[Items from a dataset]
========================================================================
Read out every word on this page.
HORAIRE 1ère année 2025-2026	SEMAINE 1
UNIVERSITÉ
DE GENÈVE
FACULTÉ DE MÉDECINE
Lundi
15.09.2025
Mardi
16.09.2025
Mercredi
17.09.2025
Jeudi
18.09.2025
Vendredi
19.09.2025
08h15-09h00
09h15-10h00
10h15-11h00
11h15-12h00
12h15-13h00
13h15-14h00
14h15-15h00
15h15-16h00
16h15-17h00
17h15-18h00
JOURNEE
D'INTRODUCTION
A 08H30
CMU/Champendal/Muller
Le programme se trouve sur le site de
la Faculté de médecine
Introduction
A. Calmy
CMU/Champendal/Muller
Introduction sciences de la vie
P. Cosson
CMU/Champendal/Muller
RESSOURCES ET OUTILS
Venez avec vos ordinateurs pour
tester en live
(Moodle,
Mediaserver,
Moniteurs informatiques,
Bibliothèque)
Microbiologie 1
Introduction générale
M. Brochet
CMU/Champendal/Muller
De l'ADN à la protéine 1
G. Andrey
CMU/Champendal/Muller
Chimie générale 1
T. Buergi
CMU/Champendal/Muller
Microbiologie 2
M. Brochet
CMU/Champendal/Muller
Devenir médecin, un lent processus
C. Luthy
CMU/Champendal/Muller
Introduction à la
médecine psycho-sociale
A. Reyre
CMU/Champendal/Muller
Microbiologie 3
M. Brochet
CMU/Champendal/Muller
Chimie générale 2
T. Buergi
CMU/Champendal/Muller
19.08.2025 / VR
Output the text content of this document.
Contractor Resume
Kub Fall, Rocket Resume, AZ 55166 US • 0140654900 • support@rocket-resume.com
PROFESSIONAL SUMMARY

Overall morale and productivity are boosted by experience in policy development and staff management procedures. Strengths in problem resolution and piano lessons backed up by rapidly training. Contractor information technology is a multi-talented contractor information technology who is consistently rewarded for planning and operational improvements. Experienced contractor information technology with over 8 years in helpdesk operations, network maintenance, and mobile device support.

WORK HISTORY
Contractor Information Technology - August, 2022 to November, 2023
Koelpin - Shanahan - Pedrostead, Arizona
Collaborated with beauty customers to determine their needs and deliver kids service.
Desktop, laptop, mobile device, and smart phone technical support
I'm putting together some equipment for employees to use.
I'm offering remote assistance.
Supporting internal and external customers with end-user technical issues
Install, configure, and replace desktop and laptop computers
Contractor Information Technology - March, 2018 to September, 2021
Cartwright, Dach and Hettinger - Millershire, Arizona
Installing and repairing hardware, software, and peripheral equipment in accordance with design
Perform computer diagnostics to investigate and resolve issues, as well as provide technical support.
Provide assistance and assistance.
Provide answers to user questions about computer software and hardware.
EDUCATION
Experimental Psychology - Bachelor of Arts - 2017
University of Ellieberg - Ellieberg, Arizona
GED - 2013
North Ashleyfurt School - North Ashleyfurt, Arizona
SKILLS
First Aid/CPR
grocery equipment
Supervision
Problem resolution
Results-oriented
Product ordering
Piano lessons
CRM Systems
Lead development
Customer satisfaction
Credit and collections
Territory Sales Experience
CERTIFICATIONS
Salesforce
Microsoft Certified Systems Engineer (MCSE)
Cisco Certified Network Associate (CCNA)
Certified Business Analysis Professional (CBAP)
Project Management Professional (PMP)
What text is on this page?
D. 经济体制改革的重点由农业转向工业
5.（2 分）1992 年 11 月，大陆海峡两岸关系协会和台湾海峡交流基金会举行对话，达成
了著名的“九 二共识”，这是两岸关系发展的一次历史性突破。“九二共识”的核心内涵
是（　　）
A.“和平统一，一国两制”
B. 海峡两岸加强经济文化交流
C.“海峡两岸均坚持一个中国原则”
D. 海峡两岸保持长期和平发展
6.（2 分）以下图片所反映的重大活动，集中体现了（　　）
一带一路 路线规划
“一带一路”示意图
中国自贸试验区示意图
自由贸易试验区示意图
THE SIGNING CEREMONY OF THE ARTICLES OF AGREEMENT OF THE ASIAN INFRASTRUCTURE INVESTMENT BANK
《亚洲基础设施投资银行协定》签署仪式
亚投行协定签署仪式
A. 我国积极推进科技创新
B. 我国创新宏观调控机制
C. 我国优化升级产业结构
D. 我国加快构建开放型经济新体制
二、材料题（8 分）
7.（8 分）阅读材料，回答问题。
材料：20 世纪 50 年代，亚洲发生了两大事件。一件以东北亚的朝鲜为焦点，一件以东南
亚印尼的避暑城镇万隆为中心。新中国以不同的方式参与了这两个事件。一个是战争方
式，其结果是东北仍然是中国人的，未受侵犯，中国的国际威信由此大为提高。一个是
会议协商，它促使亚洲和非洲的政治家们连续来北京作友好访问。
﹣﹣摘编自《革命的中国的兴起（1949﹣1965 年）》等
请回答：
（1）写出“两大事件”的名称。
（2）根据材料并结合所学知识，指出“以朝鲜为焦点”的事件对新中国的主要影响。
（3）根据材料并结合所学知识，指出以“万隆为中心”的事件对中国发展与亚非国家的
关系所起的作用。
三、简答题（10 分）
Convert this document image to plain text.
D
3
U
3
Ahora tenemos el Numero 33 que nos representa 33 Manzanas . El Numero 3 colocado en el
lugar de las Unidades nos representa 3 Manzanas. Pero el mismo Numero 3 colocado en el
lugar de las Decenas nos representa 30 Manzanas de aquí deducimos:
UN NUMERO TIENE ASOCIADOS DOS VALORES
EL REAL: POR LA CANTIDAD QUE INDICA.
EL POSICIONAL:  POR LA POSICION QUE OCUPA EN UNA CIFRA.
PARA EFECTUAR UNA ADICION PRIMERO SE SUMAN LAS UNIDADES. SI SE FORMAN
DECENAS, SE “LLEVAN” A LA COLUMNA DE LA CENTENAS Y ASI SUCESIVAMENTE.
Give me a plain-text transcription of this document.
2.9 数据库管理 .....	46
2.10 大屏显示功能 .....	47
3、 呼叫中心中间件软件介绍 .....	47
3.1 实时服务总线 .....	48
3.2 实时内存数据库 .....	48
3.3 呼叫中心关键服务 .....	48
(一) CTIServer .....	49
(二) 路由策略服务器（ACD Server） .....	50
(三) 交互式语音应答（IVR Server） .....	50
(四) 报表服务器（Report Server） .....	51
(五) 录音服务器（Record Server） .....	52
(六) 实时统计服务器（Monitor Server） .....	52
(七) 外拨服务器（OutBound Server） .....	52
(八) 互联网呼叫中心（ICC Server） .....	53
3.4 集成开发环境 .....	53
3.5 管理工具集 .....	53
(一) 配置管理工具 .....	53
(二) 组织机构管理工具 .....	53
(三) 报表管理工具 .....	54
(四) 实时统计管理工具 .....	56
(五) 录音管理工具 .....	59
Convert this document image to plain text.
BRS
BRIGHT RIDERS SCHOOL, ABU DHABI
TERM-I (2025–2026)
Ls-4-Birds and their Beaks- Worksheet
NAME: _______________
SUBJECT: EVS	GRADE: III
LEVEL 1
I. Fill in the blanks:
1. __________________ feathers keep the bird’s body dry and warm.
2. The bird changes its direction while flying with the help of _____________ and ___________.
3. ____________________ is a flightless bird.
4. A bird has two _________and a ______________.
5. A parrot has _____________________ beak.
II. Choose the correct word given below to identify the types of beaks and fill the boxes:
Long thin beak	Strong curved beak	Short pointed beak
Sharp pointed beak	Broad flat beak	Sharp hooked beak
========================================================================
Task to complete: All lines that include "générale" are to be gathered and copied.

Response to the exercise:
Introduction générale
Chimie générale 1
Chimie générale 2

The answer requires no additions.